#### [EXERCISE OBJECTIVE]
Repeat exactly each line of the data provided below.

#### [PROVIDED RECORDS]
┌──

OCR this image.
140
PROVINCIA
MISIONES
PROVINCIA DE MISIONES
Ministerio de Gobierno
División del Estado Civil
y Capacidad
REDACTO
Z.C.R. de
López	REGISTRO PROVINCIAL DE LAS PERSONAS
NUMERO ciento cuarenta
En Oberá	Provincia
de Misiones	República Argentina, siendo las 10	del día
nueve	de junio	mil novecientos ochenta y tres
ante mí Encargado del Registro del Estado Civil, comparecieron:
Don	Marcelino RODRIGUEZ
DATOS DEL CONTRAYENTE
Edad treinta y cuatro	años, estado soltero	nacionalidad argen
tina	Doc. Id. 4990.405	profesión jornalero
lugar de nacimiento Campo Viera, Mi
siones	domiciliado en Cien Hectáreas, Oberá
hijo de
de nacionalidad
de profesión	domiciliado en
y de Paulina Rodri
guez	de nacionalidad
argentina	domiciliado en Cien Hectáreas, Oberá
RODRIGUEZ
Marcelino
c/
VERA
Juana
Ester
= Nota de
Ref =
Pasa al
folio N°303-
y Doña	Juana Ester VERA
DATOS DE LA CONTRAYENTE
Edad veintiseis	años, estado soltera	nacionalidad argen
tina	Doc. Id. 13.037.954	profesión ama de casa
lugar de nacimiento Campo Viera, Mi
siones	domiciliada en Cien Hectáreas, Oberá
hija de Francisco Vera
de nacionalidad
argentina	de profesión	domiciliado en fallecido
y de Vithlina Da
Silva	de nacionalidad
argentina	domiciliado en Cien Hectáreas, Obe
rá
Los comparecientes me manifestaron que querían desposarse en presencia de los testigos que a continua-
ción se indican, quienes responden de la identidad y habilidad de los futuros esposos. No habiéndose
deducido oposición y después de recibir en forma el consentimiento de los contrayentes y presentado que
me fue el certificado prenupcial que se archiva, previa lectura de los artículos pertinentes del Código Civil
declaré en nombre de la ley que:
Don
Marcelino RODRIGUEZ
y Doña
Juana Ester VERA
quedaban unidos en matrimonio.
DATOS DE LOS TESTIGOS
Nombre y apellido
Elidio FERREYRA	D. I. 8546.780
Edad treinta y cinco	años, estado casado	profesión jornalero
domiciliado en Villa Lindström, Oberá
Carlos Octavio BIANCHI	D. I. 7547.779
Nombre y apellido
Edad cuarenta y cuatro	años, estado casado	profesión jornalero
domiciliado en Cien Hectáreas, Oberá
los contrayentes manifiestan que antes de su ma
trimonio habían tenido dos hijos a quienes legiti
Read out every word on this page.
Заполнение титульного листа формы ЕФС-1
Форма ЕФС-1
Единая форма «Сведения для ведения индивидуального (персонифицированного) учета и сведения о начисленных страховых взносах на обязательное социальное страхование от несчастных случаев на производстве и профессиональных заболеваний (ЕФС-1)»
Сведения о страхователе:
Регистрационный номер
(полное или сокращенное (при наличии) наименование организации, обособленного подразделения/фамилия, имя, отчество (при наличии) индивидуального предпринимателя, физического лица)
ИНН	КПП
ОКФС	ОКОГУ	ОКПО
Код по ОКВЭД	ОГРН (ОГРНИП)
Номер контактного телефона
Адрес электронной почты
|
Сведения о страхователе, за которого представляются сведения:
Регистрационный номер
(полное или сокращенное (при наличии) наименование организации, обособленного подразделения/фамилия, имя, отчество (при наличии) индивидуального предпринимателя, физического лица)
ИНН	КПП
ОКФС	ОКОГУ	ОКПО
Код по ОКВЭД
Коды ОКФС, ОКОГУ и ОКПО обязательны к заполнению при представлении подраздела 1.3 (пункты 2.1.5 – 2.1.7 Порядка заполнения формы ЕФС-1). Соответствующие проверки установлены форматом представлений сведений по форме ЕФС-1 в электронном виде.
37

└──

#### [ANSWER TO THIS EXERCISE]
OCR this image.
140
PROVINCIA
MISIONES
PROVINCIA DE MISIONES
Ministerio de Gobierno
División del Estado Civil
y Capacidad
REDACTO
Z.C.R. de
López	REGISTRO PROVINCIAL DE LAS PERSONAS
NUMERO ciento cuarenta
En Oberá	Provincia
de Misiones	República Argentina, siendo las 10	del día
nueve	de junio	mil novecientos ochenta y tres
ante mí Encargado del Registro del Estado Civil, comparecieron:
Don	Marcelino RODRIGUEZ
DATOS DEL CONTRAYENTE
Edad treinta y cuatro	años, estado soltero	nacionalidad argen
tina	Doc. Id. 4990.405	profesión jornalero
lugar de nacimiento Campo Viera, Mi
siones	domiciliado en Cien Hectáreas, Oberá
hijo de
de nacionalidad
de profesión	domiciliado en
y de Paulina Rodri
guez	de nacionalidad
argentina	domiciliado en Cien Hectáreas, Oberá
RODRIGUEZ
Marcelino
c/
VERA
Juana
Ester
= Nota de
Ref =
Pasa al
folio N°303-
y Doña	Juana Ester VERA
DATOS DE LA CONTRAYENTE
Edad veintiseis	años, estado soltera	nacionalidad argen
tina	Doc. Id. 13.037.954	profesión ama de casa
lugar de nacimiento Campo Viera, Mi
siones	domiciliada en Cien Hectáreas, Oberá
hija de Francisco Vera
de nacionalidad
argentina	de profesión	domiciliado en fallecido
y de Vithlina Da
Silva	de nacionalidad
argentina	domiciliado en Cien Hectáreas, Obe
rá
Los comparecientes me manifestaron que querían desposarse en presencia de los testigos que a continua-
ción se indican, quienes responden de la identidad y habilidad de los futuros esposos. No habiéndose
deducido oposición y después de recibir en forma el consentimiento de los contrayentes y presentado que
me fue el certificado prenupcial que se archiva, previa lectura de los artículos pertinentes del Código Civil
declaré en nombre de la ley que:
Don
Marcelino RODRIGUEZ
y Doña
Juana Ester VERA
quedaban unidos en matrimonio.
DATOS DE LOS TESTIGOS
Nombre y apellido
Elidio FERREYRA	D. I. 8546.780
Edad treinta y cinco	años, estado casado	profesión jornalero
domiciliado en Villa Lindström, Oberá
Carlos Octavio BIANCHI	D. I. 7547.779
Nombre y apellido
Edad cuarenta y cuatro	años, estado casado	profesión jornalero
domiciliado en Cien Hectáreas, Oberá
los contrayentes manifiestan que antes de su ma
trimonio habían tenido dos hijos a quienes legiti
Read out every word on this page.
Заполнение титульного листа формы ЕФС-1
Форма ЕФС-1
Единая форма «Сведения для ведения индивидуального (персонифицированного) учета и сведения о начисленных страховых взносах на обязательное социальное страхование от несчастных случаев на производстве и профессиональных заболеваний (ЕФС-1)»
Сведения о страхователе:
Регистрационный номер
(полное или сокращенное (при наличии) наименование организации, обособленного подразделения/фамилия, имя, отчество (при наличии) индивидуального предпринимателя, физического лица)
ИНН	КПП
ОКФС	ОКОГУ	ОКПО
Код по ОКВЭД	ОГРН (ОГРНИП)
Номер контактного телефона
Адрес электронной почты
|
Сведения о страхователе, за которого представляются сведения:
Регистрационный номер
(полное или сокращенное (при наличии) наименование организации, обособленного подразделения/фамилия, имя, отчество (при наличии) индивидуального предпринимателя, физического лица)
ИНН	КПП
ОКФС	ОКОГУ	ОКПО
Код по ОКВЭД
Коды ОКФС, ОКОГУ и ОКПО обязательны к заполнению при представлении подраздела 1.3 (пункты 2.1.5 – 2.1.7 Порядка заполнения формы ЕФС-1). Соответствующие проверки установлены форматом представлений сведений по форме ЕФС-1 в электронном виде.
37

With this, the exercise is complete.